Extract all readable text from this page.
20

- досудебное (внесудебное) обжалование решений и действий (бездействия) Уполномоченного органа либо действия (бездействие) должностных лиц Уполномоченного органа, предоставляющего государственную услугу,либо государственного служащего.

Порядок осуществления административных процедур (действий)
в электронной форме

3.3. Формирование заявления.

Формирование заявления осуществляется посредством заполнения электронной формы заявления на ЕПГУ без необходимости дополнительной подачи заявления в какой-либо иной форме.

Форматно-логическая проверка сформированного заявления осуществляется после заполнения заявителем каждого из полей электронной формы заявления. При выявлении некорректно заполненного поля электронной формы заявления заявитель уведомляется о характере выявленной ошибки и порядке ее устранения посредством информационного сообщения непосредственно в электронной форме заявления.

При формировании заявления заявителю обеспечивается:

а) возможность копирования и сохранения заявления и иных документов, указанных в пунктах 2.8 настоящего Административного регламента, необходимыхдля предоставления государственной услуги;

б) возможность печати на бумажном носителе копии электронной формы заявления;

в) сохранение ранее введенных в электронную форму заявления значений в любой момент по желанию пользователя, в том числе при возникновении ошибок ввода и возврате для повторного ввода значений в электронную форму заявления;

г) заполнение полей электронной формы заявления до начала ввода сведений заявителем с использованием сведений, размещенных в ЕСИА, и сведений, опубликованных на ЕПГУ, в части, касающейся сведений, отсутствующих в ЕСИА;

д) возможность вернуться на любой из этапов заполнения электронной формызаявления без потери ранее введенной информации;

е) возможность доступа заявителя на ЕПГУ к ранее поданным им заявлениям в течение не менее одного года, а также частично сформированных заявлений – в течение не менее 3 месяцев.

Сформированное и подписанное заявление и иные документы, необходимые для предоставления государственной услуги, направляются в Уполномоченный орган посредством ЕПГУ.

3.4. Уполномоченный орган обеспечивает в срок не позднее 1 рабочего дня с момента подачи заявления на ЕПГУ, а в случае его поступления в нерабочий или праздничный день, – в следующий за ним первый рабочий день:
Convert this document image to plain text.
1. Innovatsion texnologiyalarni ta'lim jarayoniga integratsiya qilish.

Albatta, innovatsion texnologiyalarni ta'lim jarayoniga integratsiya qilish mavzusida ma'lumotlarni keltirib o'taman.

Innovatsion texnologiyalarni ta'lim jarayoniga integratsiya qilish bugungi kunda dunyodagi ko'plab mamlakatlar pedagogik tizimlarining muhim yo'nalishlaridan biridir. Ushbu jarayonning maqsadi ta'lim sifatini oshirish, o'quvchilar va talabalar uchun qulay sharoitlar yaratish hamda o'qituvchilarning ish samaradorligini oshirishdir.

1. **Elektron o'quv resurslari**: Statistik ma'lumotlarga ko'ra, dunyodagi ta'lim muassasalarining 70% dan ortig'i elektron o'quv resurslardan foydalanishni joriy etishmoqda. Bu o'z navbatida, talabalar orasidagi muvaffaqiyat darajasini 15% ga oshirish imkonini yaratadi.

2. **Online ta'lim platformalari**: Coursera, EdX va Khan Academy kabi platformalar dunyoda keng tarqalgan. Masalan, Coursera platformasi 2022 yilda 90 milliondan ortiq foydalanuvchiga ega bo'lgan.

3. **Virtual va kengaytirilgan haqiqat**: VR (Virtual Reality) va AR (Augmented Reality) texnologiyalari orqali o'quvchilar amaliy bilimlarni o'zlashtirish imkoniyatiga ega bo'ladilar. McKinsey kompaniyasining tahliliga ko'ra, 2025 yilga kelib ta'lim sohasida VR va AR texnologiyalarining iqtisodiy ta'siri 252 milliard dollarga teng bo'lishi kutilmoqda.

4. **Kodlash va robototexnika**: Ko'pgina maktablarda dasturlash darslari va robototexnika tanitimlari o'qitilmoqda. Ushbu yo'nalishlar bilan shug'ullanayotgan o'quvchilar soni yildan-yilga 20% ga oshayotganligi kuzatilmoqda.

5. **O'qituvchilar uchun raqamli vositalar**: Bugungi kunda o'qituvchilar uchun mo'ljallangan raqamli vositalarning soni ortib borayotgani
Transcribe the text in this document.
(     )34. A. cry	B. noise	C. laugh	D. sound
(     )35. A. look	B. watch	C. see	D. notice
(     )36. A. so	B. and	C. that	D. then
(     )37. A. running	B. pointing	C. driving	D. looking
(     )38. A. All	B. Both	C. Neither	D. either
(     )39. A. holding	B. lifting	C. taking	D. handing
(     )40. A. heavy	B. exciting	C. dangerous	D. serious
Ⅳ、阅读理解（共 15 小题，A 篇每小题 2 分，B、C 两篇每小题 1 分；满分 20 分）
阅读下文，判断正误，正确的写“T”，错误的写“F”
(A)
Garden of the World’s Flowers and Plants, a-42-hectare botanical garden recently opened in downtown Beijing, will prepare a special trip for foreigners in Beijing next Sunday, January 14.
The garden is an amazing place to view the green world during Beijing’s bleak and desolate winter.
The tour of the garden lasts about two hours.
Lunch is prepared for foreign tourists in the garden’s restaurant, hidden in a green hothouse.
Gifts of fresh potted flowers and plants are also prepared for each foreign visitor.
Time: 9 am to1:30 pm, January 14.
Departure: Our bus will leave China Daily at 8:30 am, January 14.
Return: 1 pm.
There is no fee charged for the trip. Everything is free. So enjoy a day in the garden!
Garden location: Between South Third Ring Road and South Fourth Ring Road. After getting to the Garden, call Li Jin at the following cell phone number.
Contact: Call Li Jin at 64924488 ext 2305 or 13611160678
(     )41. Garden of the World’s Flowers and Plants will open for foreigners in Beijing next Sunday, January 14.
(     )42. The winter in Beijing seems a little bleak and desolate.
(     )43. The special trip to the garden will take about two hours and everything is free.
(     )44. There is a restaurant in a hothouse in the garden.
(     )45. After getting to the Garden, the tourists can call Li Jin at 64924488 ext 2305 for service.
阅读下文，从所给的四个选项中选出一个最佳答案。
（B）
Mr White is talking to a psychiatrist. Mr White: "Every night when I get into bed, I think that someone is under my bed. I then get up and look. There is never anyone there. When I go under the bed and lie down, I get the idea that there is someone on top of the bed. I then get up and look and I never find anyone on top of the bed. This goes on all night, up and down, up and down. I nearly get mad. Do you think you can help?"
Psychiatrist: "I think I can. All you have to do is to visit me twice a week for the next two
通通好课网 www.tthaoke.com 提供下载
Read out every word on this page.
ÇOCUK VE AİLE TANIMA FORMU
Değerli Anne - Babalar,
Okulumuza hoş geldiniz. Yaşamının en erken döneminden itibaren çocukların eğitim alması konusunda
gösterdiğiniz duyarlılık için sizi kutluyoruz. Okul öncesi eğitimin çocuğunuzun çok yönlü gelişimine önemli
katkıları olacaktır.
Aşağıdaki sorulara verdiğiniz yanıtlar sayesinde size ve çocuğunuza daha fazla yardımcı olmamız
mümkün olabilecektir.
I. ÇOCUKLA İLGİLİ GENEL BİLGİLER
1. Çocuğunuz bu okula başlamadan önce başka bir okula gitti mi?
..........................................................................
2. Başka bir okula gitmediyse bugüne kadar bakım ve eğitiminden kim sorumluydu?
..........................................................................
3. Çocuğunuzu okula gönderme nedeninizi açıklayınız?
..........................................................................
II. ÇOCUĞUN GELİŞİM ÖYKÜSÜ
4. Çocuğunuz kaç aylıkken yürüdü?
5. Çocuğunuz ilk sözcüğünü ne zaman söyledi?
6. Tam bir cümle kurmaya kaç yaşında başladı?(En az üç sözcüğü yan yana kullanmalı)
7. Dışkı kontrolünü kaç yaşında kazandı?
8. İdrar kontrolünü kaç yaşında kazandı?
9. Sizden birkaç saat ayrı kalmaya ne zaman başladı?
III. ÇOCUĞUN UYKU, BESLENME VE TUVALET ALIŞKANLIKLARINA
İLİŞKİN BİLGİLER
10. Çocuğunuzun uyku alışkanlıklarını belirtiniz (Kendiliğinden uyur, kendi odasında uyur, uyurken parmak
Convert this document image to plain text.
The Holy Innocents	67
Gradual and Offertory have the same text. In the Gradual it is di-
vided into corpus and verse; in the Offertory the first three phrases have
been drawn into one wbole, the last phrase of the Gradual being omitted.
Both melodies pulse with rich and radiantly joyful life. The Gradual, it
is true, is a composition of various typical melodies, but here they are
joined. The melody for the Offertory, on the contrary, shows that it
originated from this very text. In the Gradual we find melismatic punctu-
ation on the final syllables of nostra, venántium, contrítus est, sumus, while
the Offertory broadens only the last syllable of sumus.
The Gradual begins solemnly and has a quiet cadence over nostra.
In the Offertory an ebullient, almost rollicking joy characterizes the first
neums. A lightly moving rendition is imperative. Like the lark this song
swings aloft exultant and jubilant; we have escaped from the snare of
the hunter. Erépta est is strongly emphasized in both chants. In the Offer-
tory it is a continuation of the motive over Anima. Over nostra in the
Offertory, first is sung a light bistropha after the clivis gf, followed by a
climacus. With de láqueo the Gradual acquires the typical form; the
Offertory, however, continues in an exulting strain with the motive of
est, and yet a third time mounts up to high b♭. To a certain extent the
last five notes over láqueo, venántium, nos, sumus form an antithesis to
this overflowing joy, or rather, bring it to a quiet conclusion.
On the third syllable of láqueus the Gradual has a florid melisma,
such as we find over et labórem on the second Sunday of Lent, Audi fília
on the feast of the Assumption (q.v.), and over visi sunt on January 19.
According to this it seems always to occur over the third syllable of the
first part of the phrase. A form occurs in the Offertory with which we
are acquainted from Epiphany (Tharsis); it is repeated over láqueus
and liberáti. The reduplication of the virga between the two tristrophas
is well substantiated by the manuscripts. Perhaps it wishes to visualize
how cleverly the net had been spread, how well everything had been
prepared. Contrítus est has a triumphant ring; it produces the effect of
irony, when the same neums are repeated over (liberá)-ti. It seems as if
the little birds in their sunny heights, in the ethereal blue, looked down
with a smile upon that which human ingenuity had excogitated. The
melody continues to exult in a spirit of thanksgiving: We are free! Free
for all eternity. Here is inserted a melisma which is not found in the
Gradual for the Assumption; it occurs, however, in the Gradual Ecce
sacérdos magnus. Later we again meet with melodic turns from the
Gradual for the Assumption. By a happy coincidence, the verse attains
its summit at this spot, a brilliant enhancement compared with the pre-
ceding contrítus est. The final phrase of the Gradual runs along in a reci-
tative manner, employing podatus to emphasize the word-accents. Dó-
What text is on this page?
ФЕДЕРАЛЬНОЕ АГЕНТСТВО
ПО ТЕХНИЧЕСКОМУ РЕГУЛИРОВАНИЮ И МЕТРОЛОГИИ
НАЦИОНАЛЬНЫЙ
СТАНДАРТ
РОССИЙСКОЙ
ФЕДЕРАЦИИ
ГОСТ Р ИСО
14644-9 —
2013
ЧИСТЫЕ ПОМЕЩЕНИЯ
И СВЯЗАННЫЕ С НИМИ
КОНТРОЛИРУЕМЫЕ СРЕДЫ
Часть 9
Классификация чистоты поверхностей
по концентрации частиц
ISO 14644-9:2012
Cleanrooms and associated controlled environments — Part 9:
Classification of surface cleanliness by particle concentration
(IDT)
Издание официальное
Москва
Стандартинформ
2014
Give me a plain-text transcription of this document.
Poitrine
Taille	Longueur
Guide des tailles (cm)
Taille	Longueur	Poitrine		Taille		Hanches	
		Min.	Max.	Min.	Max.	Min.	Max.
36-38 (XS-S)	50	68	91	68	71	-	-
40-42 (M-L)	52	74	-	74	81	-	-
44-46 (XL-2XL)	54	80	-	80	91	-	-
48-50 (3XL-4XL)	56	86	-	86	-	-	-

* _Work to complete_
Copy out every line with the word "yaşında".

* _Task result_
6. Tam bir cümle kurmaya kaç yaşında başladı?(En az üç sözcüğü yan yana kullanmalı)
7. Dışkı kontrolünü kaç yaşında kazandı?
8. İdrar kontrolünü kaç yaşında kazandı?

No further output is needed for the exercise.